• **EXERCISE GOAL**
Find the lines that hold the word "area" and return them.

(Stored entries)
'''
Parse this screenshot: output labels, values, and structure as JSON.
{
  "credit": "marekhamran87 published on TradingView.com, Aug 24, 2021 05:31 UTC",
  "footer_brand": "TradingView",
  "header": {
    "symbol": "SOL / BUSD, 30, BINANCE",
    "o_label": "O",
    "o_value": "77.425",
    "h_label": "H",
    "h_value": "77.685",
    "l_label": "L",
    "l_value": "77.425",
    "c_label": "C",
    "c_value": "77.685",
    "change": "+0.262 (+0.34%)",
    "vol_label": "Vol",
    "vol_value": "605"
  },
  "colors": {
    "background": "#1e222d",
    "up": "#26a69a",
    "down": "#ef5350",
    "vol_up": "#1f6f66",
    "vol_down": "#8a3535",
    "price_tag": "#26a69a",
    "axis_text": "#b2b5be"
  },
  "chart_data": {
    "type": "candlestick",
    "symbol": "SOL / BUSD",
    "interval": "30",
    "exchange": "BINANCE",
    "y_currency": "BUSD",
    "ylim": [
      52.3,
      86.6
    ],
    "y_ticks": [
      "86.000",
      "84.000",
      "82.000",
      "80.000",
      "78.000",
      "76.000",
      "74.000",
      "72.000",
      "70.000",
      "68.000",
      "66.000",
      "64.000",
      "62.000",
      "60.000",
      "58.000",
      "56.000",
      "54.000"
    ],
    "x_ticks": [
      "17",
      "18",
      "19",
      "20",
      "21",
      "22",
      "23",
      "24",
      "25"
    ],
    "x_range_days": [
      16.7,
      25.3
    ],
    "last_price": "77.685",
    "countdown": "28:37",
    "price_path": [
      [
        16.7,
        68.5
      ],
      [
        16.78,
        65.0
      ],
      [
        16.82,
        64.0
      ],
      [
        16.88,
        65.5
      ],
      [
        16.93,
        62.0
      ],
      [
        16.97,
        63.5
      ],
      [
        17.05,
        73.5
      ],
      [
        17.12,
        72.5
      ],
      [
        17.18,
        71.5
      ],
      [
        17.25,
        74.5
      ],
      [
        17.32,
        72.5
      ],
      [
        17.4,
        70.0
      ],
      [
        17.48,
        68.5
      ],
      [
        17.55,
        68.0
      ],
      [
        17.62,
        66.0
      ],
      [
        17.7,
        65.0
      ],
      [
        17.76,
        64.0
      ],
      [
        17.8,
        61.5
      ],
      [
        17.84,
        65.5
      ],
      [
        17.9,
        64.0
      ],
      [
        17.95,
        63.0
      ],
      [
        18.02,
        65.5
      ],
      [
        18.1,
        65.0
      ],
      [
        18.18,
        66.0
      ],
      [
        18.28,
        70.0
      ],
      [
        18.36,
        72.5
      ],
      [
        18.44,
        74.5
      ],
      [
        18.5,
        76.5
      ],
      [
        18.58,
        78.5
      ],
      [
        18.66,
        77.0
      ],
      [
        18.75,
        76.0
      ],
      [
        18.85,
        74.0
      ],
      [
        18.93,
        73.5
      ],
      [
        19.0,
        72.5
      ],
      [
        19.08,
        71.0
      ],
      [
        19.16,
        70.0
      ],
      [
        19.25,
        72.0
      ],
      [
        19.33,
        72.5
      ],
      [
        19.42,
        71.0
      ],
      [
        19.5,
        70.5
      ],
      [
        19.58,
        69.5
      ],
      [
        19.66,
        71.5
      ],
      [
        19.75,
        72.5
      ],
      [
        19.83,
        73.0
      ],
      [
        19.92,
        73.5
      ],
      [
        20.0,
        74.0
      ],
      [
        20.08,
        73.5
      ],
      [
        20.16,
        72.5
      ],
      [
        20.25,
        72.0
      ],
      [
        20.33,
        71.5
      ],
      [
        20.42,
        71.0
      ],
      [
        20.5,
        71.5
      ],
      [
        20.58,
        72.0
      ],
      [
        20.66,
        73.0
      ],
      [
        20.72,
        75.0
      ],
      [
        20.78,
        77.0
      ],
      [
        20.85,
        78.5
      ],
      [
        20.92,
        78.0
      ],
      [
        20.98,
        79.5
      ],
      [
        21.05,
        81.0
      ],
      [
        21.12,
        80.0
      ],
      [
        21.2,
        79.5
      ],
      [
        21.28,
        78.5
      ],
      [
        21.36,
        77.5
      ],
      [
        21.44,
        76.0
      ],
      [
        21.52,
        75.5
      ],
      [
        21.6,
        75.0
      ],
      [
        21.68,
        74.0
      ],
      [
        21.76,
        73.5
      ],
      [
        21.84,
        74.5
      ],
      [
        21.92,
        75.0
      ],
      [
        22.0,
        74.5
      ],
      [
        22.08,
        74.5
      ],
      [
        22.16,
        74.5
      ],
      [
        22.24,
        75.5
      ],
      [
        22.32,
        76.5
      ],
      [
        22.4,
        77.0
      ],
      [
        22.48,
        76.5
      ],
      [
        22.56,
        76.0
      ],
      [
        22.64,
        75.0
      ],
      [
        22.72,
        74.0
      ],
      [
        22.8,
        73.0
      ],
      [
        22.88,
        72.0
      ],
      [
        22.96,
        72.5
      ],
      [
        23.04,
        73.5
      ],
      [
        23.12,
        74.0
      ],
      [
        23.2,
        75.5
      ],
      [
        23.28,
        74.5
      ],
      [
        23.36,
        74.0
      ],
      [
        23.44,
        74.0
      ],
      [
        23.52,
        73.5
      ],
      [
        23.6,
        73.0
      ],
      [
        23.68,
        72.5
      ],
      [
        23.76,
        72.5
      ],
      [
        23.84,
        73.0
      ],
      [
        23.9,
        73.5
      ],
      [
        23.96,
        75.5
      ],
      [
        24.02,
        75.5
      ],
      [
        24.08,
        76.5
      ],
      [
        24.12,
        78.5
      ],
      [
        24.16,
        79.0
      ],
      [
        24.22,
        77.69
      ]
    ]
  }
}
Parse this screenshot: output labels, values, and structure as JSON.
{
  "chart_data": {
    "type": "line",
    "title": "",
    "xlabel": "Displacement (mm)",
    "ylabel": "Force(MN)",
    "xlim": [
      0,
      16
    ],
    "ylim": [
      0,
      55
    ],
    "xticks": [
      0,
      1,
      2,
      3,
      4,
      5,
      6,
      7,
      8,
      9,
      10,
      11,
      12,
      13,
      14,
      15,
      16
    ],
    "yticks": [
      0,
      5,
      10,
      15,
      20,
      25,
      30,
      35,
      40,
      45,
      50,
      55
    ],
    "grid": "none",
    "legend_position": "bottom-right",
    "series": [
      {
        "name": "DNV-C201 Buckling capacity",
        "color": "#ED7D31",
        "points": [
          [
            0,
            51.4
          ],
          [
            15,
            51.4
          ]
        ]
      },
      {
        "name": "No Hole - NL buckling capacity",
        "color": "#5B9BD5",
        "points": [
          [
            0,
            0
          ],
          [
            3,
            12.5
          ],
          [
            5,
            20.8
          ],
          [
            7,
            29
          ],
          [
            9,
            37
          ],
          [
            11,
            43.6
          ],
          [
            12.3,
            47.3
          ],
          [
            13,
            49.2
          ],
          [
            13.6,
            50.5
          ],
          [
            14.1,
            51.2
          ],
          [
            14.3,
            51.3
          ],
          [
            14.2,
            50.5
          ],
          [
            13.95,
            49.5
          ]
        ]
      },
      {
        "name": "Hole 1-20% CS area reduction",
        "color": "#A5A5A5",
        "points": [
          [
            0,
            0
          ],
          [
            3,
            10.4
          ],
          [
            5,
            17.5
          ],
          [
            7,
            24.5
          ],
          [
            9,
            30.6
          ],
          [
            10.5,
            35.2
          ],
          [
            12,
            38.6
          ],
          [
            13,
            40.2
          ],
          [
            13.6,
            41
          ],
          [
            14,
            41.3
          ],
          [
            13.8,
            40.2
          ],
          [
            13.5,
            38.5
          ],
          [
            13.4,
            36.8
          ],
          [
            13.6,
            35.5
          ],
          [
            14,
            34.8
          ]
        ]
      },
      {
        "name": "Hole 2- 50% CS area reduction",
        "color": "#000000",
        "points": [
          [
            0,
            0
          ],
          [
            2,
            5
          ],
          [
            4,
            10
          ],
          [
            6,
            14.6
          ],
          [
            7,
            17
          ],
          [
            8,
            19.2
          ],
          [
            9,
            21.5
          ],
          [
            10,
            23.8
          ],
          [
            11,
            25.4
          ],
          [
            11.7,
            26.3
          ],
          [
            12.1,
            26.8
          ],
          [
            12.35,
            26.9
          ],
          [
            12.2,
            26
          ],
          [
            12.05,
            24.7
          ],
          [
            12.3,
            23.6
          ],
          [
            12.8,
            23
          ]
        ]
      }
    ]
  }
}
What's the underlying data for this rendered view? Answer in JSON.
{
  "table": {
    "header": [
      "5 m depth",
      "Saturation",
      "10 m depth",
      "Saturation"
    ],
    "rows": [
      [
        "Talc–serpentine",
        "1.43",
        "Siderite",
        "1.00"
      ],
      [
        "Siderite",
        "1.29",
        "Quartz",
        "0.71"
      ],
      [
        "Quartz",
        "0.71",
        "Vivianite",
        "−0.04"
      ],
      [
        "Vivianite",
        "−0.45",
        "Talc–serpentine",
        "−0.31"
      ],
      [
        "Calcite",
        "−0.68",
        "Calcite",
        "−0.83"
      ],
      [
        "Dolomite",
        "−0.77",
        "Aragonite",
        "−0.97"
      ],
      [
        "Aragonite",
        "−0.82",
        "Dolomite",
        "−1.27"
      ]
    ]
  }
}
'''
• **FINAL RESULT**
        "name": "Hole 1-20% CS area reduction",
        "name": "Hole 2- 50% CS area reduction",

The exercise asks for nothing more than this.